[Written task]
Report how many lines hold the word "International"; answer with the number alone.

Dataset entries
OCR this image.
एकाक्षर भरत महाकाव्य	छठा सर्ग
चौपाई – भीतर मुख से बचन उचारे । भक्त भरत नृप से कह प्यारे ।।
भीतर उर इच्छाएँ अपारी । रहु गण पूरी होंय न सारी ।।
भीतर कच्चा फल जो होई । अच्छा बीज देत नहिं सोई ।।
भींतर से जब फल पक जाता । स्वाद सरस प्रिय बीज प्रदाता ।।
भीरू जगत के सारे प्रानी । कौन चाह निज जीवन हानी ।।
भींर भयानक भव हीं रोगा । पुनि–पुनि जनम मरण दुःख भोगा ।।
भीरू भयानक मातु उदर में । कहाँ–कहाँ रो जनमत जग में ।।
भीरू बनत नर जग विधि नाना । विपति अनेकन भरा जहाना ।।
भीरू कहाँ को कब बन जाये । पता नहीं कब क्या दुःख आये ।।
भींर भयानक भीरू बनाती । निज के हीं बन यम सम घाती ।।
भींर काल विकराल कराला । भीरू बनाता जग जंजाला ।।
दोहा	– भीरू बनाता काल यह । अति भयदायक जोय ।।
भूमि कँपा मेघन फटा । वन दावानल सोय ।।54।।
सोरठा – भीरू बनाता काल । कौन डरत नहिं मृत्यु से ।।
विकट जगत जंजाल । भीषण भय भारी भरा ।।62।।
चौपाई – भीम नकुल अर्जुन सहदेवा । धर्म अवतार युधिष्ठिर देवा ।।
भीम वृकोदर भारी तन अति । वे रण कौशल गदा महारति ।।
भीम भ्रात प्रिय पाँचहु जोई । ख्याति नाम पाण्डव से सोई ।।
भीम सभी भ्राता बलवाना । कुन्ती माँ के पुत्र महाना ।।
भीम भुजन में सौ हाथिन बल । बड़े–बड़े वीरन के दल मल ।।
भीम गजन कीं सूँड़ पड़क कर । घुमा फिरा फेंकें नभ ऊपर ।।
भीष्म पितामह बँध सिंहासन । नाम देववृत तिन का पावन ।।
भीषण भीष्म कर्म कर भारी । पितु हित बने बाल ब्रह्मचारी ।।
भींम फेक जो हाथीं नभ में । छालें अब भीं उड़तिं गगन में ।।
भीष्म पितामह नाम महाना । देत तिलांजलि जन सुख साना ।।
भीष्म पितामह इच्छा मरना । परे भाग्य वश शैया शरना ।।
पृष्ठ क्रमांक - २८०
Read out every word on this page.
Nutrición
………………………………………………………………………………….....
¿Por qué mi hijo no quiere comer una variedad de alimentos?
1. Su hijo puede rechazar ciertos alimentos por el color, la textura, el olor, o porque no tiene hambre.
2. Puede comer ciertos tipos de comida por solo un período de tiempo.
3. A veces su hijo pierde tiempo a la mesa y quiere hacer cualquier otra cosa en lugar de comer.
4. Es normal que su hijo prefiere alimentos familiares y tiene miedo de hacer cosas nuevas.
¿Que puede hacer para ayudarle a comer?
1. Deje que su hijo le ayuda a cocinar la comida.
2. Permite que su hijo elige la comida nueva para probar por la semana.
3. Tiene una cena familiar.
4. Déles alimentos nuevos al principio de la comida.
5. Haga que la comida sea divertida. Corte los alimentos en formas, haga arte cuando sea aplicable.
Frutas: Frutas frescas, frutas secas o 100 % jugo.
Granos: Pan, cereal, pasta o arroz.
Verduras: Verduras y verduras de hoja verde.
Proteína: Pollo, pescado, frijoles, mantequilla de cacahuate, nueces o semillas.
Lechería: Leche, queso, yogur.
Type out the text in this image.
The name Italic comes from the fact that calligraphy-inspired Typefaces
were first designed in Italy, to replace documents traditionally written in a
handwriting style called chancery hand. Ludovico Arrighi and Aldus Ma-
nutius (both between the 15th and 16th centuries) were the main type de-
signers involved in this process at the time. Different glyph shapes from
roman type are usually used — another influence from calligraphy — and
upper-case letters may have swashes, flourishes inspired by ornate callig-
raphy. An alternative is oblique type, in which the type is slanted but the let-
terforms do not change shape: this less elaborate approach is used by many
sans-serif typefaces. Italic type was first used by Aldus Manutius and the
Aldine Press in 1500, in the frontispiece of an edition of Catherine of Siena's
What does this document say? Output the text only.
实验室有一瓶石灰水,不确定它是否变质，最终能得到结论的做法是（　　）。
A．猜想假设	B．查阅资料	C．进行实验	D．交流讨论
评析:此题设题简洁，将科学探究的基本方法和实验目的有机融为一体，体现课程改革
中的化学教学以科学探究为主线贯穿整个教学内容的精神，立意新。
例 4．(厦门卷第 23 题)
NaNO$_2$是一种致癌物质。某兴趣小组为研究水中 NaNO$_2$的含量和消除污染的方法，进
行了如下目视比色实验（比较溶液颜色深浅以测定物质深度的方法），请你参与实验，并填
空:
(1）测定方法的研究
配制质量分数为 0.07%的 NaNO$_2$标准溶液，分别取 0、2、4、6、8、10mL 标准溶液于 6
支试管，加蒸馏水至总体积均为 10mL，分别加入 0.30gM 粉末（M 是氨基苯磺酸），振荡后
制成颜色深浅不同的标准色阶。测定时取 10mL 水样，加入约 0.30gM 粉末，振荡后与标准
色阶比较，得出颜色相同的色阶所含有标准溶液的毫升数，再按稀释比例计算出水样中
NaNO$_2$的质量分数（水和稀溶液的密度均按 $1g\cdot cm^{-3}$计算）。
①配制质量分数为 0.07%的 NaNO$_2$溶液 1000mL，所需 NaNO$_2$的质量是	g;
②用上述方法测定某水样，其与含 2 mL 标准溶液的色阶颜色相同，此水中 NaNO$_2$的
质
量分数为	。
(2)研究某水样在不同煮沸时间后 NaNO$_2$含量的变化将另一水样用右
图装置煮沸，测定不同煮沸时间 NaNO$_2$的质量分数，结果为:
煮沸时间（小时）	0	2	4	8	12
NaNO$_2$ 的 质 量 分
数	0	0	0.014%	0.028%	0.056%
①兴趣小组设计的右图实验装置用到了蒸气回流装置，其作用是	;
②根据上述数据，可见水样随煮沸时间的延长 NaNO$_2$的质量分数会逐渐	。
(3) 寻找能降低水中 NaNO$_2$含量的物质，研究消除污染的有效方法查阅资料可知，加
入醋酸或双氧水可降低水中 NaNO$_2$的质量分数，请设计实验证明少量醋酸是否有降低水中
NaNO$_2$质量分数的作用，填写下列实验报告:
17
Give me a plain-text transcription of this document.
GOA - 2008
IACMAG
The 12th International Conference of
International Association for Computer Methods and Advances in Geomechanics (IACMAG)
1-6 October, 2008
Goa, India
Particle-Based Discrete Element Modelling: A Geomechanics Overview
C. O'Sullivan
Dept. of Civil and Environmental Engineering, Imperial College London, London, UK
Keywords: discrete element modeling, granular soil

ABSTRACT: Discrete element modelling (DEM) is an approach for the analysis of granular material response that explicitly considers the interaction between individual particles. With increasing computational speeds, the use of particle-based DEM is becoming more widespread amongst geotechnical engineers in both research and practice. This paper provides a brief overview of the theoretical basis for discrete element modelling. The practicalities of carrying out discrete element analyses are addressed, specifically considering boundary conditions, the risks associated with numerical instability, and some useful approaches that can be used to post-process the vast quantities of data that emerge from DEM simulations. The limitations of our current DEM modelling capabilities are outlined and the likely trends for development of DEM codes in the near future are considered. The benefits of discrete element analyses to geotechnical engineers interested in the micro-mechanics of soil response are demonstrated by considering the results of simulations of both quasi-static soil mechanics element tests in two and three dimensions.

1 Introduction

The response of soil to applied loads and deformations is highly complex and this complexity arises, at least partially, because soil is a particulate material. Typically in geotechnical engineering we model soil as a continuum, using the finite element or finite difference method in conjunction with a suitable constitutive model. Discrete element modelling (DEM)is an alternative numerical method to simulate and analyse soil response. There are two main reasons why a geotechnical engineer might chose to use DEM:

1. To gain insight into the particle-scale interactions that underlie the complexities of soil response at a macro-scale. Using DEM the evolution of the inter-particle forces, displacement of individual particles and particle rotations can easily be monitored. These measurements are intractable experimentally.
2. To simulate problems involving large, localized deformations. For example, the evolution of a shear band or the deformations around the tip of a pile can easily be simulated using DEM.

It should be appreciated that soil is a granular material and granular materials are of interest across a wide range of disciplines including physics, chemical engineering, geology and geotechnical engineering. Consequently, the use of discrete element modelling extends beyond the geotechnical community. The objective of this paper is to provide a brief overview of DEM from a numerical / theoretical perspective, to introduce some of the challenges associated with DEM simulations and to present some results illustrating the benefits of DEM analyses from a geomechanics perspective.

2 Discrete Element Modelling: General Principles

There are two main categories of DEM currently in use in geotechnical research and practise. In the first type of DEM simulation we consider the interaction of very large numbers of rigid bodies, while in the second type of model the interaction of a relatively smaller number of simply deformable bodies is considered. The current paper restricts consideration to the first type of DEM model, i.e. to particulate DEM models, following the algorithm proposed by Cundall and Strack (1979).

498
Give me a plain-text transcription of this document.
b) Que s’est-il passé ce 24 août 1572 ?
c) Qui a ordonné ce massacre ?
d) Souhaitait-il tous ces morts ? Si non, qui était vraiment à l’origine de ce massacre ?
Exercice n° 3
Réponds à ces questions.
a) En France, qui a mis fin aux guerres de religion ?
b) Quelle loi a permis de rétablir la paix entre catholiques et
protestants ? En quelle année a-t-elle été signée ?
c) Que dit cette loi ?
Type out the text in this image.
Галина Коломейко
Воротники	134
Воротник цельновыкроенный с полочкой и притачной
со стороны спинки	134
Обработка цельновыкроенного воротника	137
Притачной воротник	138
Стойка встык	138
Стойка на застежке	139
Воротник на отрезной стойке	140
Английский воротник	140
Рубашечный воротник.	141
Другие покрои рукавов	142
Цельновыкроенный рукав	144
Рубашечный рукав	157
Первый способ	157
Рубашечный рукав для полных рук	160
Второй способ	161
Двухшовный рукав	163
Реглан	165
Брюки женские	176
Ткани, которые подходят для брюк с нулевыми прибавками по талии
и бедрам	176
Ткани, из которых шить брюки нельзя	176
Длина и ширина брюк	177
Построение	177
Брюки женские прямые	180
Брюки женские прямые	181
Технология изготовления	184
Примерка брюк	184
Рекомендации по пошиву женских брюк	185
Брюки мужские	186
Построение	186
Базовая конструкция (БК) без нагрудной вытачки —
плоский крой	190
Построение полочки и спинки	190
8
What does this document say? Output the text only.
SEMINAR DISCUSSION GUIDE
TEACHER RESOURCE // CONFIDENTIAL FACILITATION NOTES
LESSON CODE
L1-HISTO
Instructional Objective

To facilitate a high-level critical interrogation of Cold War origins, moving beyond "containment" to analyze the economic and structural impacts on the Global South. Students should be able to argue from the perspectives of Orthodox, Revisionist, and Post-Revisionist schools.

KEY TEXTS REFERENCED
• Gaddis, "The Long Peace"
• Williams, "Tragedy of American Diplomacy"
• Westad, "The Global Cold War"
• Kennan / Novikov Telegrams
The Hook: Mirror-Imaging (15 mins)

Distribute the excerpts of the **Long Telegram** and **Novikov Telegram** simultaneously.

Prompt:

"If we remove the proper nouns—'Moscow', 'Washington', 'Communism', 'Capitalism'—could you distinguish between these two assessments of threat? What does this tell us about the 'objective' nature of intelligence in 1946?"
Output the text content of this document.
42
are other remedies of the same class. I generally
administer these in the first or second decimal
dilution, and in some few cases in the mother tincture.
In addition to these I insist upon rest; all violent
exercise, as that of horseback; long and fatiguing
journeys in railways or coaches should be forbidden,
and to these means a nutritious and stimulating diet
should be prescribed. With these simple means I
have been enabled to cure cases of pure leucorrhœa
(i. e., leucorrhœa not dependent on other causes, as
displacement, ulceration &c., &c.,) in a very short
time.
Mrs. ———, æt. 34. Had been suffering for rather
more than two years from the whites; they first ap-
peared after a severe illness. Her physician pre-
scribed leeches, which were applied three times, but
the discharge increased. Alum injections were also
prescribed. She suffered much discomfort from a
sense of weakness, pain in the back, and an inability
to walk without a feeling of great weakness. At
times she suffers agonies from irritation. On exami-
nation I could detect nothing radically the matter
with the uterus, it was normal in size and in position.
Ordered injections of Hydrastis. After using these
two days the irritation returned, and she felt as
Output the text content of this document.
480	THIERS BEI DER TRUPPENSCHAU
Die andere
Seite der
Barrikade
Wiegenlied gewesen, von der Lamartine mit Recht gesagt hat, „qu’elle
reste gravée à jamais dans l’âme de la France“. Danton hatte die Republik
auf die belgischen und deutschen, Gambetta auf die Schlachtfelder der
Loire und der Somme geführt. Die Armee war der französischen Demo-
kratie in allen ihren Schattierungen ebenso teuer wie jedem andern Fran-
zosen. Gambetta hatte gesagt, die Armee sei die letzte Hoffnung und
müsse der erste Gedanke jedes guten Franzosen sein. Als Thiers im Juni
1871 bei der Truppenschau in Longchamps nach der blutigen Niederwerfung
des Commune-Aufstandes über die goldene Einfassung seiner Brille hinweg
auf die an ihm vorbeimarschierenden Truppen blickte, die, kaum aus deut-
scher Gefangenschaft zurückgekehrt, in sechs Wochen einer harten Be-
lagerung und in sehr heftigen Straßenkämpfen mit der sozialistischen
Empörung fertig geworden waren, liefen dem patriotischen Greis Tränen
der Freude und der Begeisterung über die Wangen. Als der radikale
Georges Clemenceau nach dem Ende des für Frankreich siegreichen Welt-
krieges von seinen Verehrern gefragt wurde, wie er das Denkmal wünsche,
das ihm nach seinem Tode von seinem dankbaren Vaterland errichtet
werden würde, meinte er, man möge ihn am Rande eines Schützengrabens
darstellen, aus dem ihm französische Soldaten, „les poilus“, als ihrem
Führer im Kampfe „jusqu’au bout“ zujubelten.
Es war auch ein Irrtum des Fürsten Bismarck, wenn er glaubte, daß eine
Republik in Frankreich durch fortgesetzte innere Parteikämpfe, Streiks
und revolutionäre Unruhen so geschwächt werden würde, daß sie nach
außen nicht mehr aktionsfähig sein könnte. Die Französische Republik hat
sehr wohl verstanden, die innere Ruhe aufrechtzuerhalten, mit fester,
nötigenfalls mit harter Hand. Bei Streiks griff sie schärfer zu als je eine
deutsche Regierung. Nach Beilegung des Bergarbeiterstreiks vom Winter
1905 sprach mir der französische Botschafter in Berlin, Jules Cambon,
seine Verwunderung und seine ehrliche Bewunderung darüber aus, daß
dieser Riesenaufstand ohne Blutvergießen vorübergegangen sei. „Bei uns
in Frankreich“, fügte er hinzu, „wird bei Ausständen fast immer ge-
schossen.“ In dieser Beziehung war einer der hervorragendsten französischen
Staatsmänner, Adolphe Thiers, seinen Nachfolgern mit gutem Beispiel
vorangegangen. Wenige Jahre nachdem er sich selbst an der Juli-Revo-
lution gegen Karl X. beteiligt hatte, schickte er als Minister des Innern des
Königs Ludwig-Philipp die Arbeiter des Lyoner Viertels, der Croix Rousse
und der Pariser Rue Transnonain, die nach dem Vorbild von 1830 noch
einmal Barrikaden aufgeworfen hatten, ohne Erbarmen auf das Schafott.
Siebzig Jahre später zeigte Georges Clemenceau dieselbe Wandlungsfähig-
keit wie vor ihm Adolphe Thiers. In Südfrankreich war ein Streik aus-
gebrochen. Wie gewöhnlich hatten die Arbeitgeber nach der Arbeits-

[Finished answer]
2